[start]

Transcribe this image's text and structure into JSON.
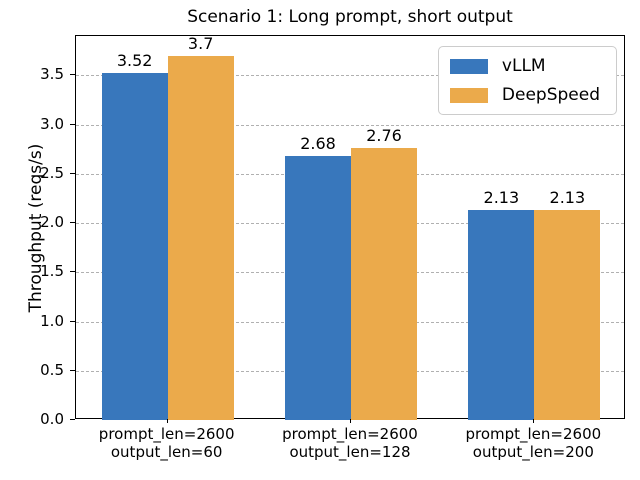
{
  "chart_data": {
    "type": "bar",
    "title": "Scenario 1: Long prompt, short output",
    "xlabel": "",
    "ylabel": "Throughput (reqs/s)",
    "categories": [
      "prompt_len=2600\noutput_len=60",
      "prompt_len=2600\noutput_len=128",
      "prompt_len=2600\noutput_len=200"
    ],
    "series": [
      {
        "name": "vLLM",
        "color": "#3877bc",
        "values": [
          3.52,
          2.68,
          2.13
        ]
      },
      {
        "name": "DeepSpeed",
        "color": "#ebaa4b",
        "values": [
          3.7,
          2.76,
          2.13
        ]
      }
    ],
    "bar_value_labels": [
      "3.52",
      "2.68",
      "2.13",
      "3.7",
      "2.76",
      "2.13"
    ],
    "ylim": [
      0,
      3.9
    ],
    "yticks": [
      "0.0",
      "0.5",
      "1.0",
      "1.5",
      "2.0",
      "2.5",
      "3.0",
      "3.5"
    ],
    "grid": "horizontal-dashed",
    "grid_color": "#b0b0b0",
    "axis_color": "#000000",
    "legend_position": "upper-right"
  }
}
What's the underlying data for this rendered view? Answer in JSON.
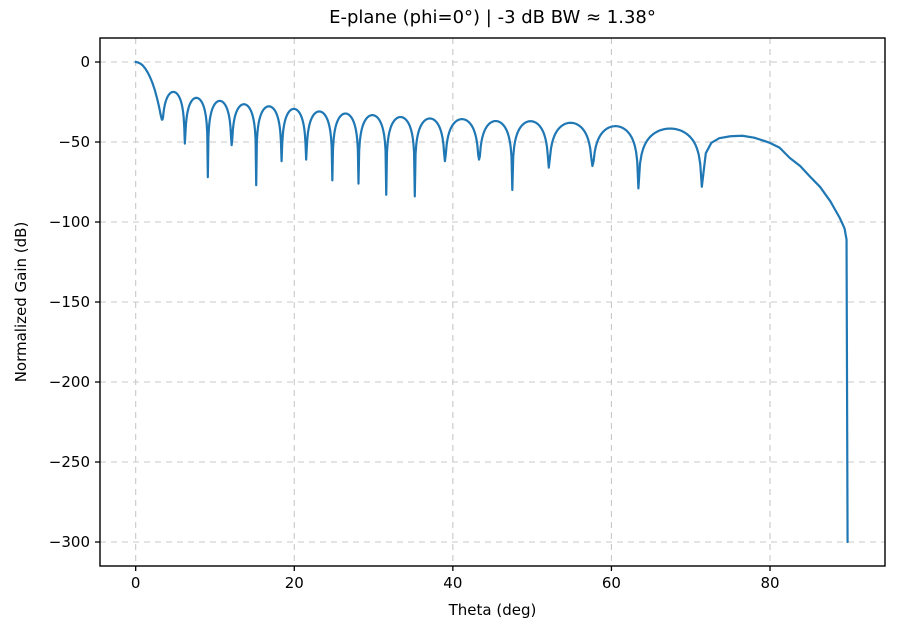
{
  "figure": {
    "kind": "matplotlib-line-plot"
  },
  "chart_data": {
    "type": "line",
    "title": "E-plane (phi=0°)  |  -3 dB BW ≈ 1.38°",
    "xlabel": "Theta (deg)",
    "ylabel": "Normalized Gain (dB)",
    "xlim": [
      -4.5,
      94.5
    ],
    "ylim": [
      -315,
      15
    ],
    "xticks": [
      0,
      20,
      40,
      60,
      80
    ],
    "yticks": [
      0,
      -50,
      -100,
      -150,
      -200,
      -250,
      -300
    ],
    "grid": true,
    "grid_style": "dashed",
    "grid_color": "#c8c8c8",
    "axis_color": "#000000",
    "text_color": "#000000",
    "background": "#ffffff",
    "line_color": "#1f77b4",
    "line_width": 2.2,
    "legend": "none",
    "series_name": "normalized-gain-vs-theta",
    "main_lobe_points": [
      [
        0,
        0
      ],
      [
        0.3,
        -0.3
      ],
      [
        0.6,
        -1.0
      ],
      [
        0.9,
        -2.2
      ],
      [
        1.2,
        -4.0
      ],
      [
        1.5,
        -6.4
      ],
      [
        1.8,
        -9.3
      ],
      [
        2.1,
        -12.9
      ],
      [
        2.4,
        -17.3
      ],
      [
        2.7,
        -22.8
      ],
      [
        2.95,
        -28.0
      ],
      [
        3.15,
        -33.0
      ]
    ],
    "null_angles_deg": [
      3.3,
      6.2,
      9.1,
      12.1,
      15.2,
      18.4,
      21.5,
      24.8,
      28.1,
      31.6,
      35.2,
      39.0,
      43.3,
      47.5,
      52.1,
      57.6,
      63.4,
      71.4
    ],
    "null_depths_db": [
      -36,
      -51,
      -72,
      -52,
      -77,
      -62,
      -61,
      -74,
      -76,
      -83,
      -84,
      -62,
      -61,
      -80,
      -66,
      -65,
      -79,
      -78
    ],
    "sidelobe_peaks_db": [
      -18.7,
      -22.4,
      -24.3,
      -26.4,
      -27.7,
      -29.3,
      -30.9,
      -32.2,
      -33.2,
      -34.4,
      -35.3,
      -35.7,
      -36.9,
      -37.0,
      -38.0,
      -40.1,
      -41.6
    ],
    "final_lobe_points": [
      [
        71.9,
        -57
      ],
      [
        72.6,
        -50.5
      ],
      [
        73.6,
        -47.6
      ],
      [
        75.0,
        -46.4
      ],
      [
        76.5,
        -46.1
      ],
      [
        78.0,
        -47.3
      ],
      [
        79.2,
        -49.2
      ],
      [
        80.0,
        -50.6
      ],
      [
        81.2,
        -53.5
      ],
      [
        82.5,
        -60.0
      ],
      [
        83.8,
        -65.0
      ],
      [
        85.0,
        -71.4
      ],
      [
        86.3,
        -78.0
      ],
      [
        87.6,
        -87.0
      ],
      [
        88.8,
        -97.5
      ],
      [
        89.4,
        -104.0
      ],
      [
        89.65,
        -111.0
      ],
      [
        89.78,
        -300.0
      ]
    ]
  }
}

[end]
[start]

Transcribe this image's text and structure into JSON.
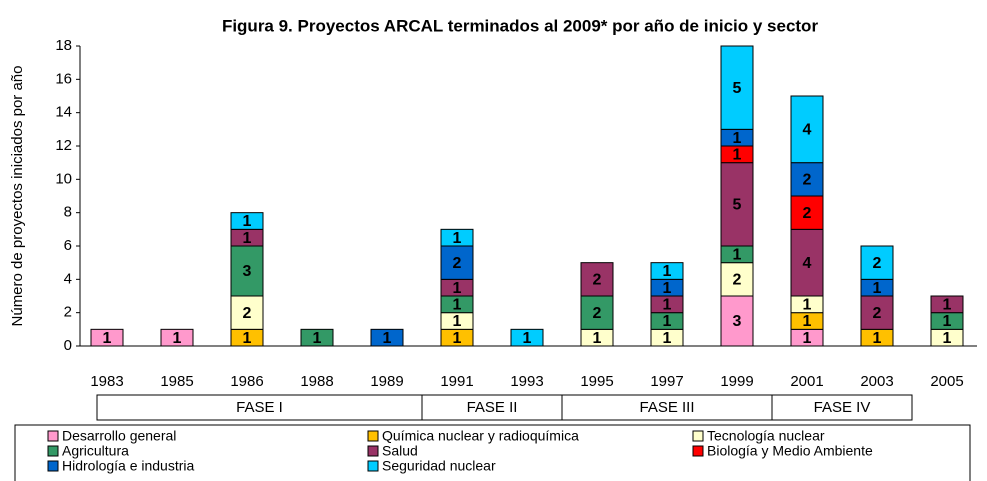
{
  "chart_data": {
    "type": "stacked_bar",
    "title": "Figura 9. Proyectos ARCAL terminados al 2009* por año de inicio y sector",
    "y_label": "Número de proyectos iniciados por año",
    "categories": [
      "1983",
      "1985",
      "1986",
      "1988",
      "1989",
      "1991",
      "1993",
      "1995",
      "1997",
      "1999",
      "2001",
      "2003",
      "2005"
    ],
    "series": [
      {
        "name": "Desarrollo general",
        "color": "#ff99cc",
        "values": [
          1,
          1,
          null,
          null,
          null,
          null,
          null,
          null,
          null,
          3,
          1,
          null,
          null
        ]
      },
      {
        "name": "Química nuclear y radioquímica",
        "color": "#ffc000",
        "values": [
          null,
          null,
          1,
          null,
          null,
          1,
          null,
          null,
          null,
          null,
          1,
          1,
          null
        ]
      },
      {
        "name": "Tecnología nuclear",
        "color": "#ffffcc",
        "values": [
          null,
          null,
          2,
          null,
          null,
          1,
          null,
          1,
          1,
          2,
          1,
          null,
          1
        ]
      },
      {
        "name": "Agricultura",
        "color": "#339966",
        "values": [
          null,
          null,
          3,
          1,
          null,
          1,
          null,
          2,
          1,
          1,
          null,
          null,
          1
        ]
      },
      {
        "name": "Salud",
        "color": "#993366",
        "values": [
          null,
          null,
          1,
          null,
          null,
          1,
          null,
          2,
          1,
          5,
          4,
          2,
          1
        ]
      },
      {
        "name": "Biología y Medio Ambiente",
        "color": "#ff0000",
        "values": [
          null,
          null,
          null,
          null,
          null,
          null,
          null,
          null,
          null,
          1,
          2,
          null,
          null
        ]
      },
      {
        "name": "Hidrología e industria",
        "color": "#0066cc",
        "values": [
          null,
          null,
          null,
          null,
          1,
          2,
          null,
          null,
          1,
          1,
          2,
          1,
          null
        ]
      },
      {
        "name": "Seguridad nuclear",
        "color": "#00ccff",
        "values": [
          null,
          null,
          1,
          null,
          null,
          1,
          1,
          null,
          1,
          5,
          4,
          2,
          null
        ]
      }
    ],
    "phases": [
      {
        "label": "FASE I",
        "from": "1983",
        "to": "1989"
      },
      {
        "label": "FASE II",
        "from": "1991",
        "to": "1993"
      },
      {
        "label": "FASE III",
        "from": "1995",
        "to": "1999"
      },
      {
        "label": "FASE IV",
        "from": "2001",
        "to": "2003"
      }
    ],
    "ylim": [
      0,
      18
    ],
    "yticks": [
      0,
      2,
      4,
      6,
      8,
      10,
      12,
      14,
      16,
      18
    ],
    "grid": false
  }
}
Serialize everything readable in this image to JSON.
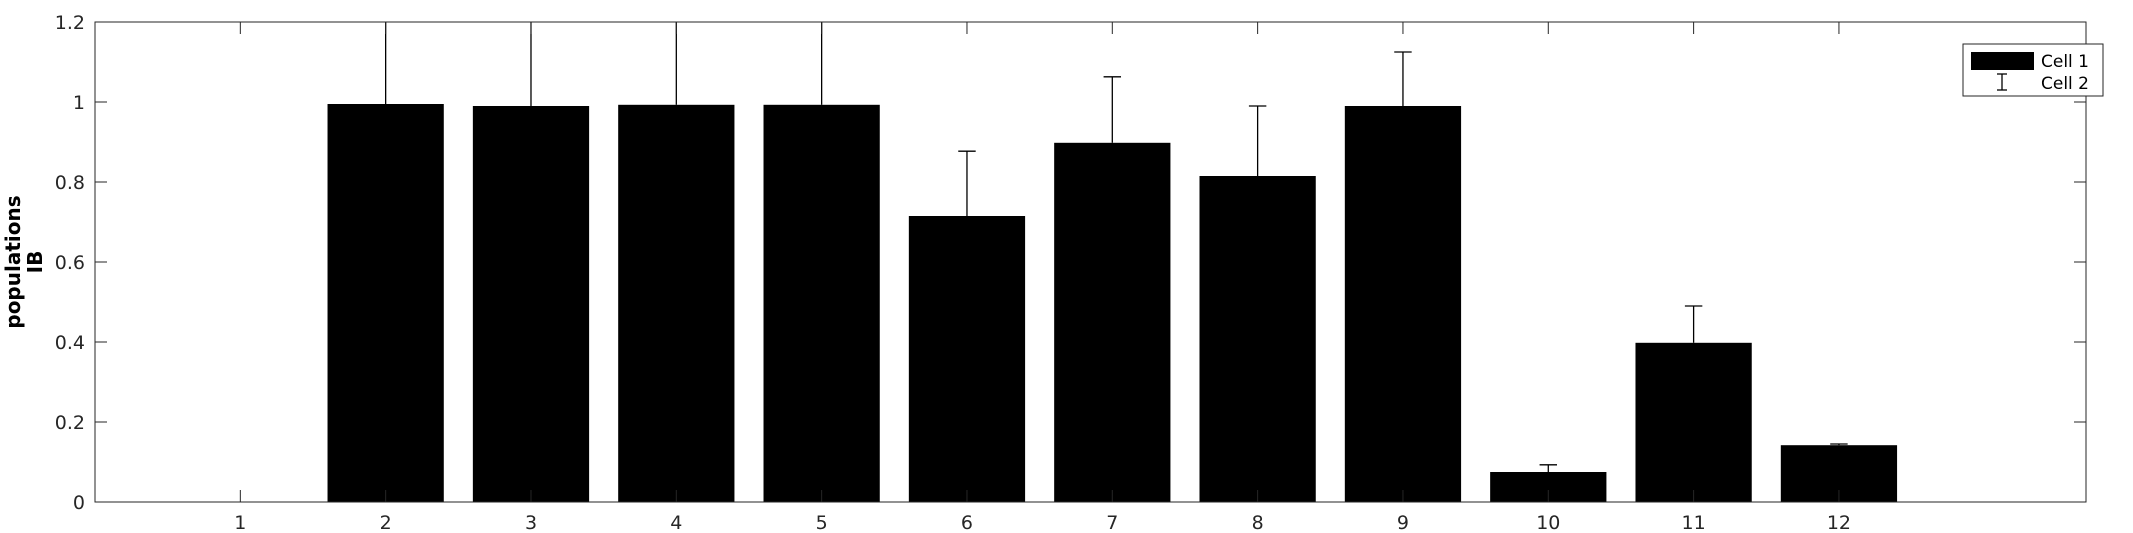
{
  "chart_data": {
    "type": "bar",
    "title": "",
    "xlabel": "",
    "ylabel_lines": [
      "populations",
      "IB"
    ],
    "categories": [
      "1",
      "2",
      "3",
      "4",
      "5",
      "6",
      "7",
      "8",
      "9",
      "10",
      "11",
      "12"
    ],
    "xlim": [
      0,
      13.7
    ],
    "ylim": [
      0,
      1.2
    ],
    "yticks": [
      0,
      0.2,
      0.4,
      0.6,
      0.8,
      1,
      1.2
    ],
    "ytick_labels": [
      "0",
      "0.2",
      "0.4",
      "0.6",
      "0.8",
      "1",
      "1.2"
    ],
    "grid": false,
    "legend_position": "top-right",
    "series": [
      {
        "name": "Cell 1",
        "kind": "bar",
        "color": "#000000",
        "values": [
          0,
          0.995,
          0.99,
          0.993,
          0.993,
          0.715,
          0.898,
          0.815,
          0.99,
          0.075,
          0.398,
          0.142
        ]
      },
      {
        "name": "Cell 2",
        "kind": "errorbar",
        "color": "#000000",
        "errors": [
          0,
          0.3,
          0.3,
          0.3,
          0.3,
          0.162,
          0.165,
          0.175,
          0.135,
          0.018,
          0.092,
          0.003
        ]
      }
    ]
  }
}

[end]
[start]

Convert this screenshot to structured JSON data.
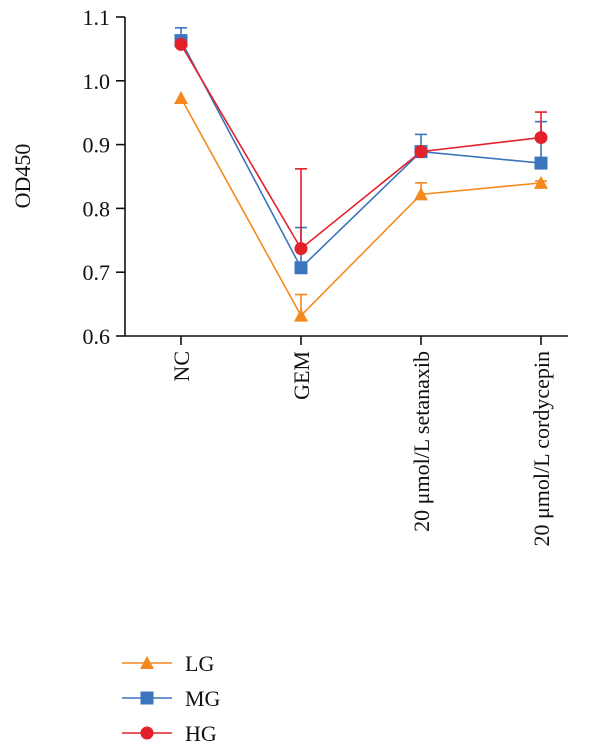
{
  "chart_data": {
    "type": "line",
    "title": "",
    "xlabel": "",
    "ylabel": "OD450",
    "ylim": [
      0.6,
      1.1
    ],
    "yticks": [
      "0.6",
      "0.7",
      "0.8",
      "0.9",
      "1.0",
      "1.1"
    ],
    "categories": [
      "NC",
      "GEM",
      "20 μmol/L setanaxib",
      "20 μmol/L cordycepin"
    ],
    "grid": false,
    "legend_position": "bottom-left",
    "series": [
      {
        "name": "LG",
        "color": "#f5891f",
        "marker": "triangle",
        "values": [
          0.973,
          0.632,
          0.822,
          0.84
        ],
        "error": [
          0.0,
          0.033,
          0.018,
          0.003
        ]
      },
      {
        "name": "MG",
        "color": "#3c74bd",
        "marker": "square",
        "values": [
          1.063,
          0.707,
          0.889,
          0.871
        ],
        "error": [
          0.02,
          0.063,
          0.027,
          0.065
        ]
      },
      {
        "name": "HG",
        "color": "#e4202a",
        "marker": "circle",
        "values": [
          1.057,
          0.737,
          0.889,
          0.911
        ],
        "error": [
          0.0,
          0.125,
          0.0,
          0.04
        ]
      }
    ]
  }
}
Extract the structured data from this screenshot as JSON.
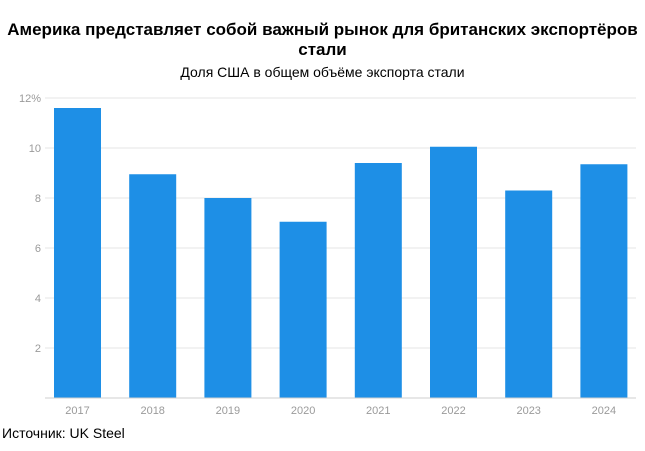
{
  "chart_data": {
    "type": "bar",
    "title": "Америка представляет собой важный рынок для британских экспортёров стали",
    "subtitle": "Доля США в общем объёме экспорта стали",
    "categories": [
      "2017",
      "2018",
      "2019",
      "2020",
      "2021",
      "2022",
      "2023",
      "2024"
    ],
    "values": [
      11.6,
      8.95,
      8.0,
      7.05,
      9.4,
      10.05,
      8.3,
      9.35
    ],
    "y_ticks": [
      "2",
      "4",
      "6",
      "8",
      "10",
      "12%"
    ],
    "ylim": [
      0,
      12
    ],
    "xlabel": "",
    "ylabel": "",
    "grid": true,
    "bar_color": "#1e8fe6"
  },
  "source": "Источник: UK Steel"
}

[end]

> _Given problem_
From the listing, copy each line containing the word "nuclear".

> _Answer for this exercise_
        "name": "Química nuclear y radioquímica",
        "name": "Tecnología nuclear",
        "name": "Seguridad nuclear",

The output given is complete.